* [Supplied material]
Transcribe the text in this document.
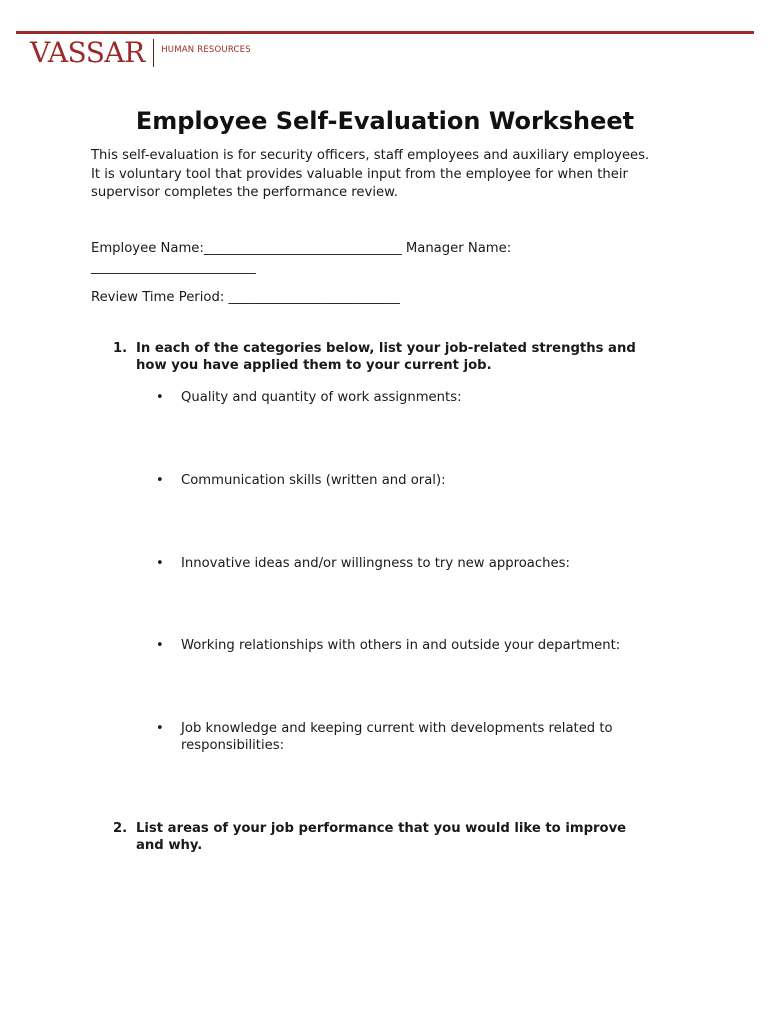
VASSAR HUMAN RESOURCES
Employee Self-Evaluation Worksheet
This self-evaluation is for security officers, staff employees and auxiliary employees.
It is voluntary tool that provides valuable input from the employee for when their
supervisor completes the performance review.
Employee Name:______________________________ Manager Name:
_________________________
Review Time Period: __________________________
1. In each of the categories below, list your job-related strengths and
how you have applied them to your current job.
•	Quality and quantity of work assignments:
•	Communication skills (written and oral):
•	Innovative ideas and/or willingness to try new approaches:
•	Working relationships with others in and outside your department:
•	Job knowledge and keeping current with developments related to
responsibilities:
2. List areas of your job performance that you would like to improve
and why.
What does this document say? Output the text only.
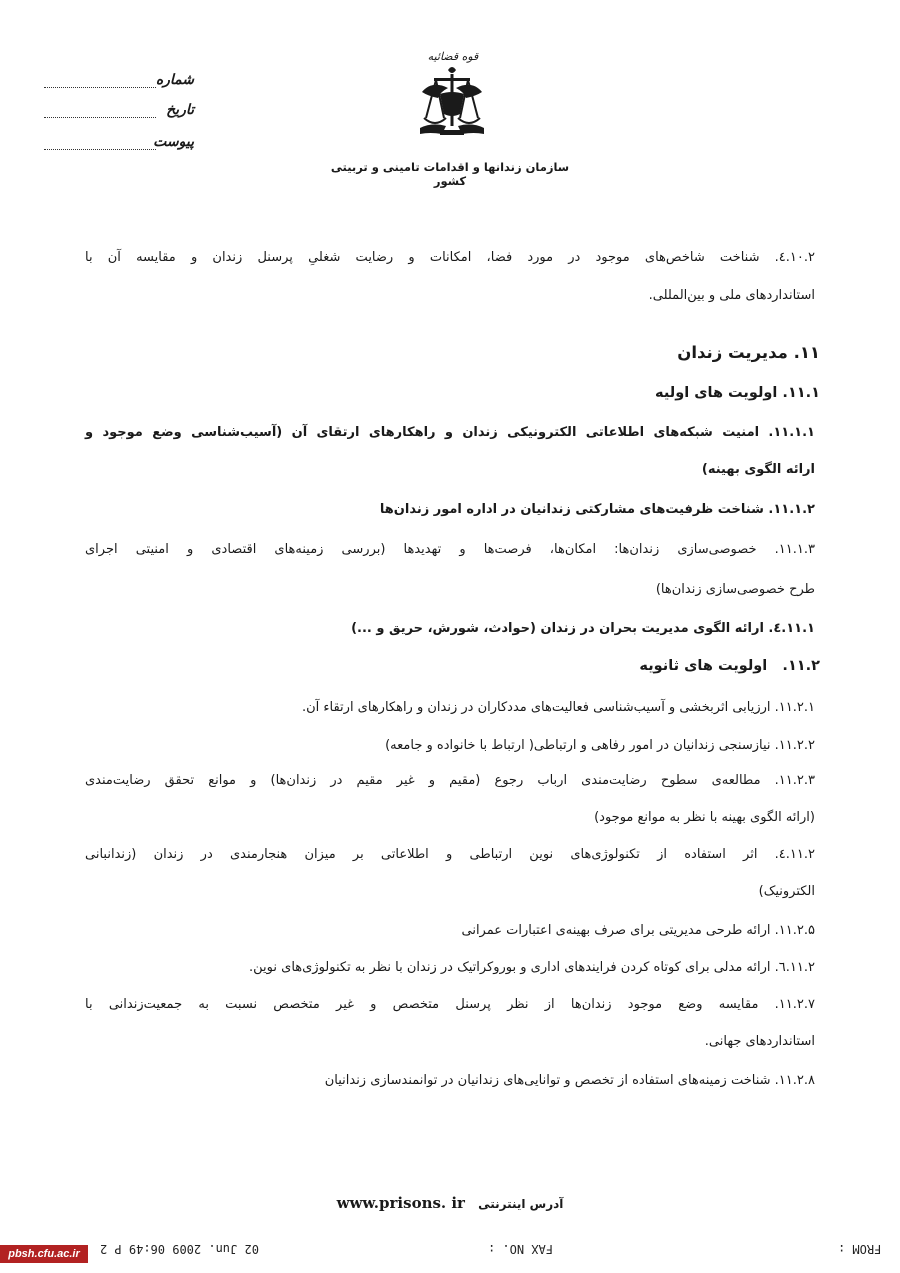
شماره
تاریخ
پیوست
قوه قضائیه
سازمان زندانها و اقدامات تامینی و تربیتی کشور
۱۰.۲.٤. شناخت شاخص‌های موجود در مورد فضا، امکانات و رضایت شغلیِ پرسنل زندان و مقایسه آن با
استانداردهای ملی و بین‌المللی.
۱۱. مدیریت زندان
۱۱.۱. اولویت های اولیه
۱۱.۱.۱. امنیت شبکه‌های اطلاعاتی الکترونیکی زندان و راهکارهای ارتقای آن (آسیب‌شناسی وضع موجود و
ارائه الگوی بهینه)
۱۱.۱.۲. شناخت ظرفیت‌های مشارکتی زندانیان در اداره امور زندان‌ها
۱۱.۱.۳. خصوصی‌سازی زندان‌ها: امکان‌ها، فرصت‌ها و تهدیدها (بررسی زمینه‌های اقتصادی و امنیتی اجرای
طرح خصوصی‌سازی زندان‌ها)
۱۱.۱.٤. ارائه الگوی مدیریت بحران در زندان (حوادث، شورش، حریق و ...)
۱۱.۲.   اولویت های ثانویه
۱۱.۲.۱. ارزیابی اثربخشی و آسیب‌شناسی فعالیت‌های مددکاران در زندان و راهکارهای ارتقاء آن.
۱۱.۲.۲. نیازسنجی زندانیان در امور رفاهی و ارتباطی( ارتباط با خانواده و جامعه)
۱۱.۲.۳. مطالعه‌ی سطوح رضایت‌مندی ارباب رجوع (مقیم و غیر مقیم در زندان‌ها) و موانع تحقق رضایت‌مندی
(ارائه الگوی بهینه با نظر به موانع موجود)
۱۱.۲.٤. اثر استفاده از تکنولوژی‌های نوین ارتباطی و اطلاعاتی بر میزان هنجارمندی در زندان (زندانبانی
الکترونیک)
۱۱.۲.۵. ارائه طرحی مدیریتی برای صرف بهینه‌ی اعتبارات عمرانی
۱۱.۲.٦. ارائه مدلی برای کوتاه کردن فرایندهای اداری و بوروکراتیک در زندان با نظر به تکنولوژی‌های نوین.
۱۱.۲.۷. مقایسه وضع موجود زندان‌ها از نظر پرسنل متخصص و غیر متخصص نسبت به جمعیت‌زندانی با
استانداردهای جهانی.
۱۱.۲.۸. شناخت زمینه‌های استفاده از تخصص و توانایی‌های زندانیان در توانمندسازی زندانیان
آدرس اینترنتی www.prisons. ir
02 Jun. 2009 06:49 P 2	FAX NO. :	FROM :
pbsh.cfu.ac.ir
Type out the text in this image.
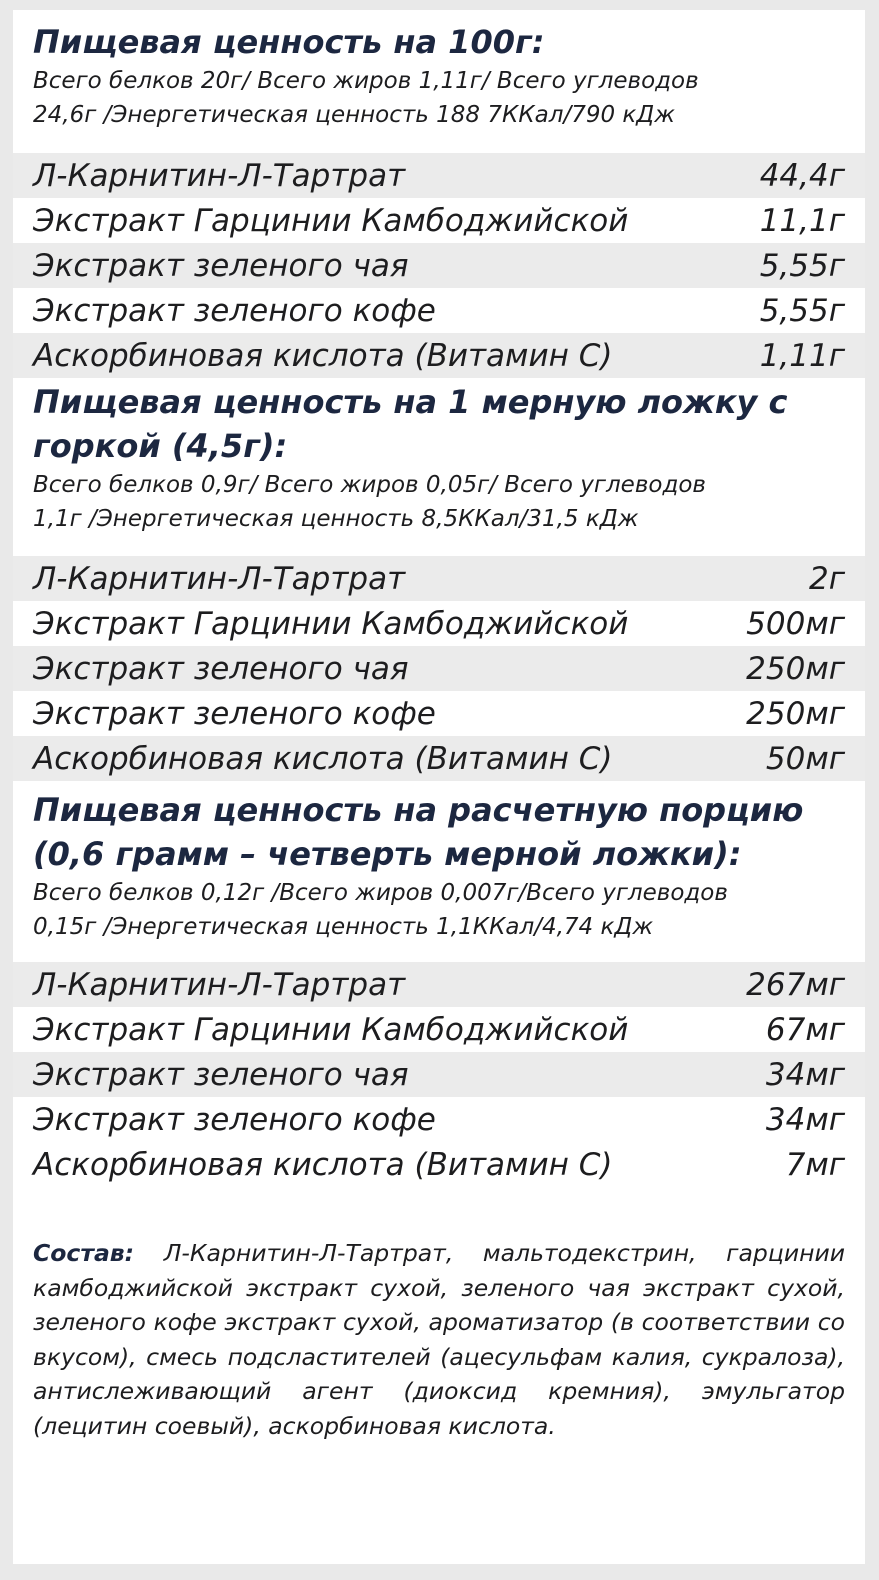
Пищевая ценность на 100г:
Всего белков 20г/ Всего жиров 1,11г/ Всего углеводов
24,6г /Энергетическая ценность 188 7ККал/790 кДж
Л-Карнитин-Л-Тартрат	44,4г
Экстракт Гарцинии Камбоджийской	11,1г
Экстракт зеленого чая	5,55г
Экстракт зеленого кофе	5,55г
Аскорбиновая кислота (Витамин С)	1,11г
Пищевая ценность на 1 мерную ложку с
горкой (4,5г):
Всего белков 0,9г/ Всего жиров 0,05г/ Всего углеводов
1,1г /Энергетическая ценность 8,5ККал/31,5 кДж
Л-Карнитин-Л-Тартрат	2г
Экстракт Гарцинии Камбоджийской	500мг
Экстракт зеленого чая	250мг
Экстракт зеленого кофе	250мг
Аскорбиновая кислота (Витамин С)	50мг
Пищевая ценность на расчетную порцию
(0,6 грамм – четверть мерной ложки):
Всего белков 0,12г /Всего жиров 0,007г/Всего углеводов
0,15г /Энергетическая ценность 1,1ККал/4,74 кДж
Л-Карнитин-Л-Тартрат	267мг
Экстракт Гарцинии Камбоджийской	67мг
Экстракт зеленого чая	34мг
Экстракт зеленого кофе	34мг
Аскорбиновая кислота (Витамин С)	7мг
Состав: Л-Карнитин-Л-Тартрат, мальтодекстрин, гарцинии камбоджийской экстракт сухой, зеленого чая экстракт сухой, зеленого кофе экстракт сухой, ароматизатор (в соответствии со вкусом), смесь подсластителей (ацесульфам калия, сукралоза), антислеживающий агент (диоксид кремния), эмульгатор (лецитин соевый), аскорбиновая кислота.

* [Stated exercise] Only the number is wanted: how many lines of the material contain the word "ценность"?

* [Solution for this task] 6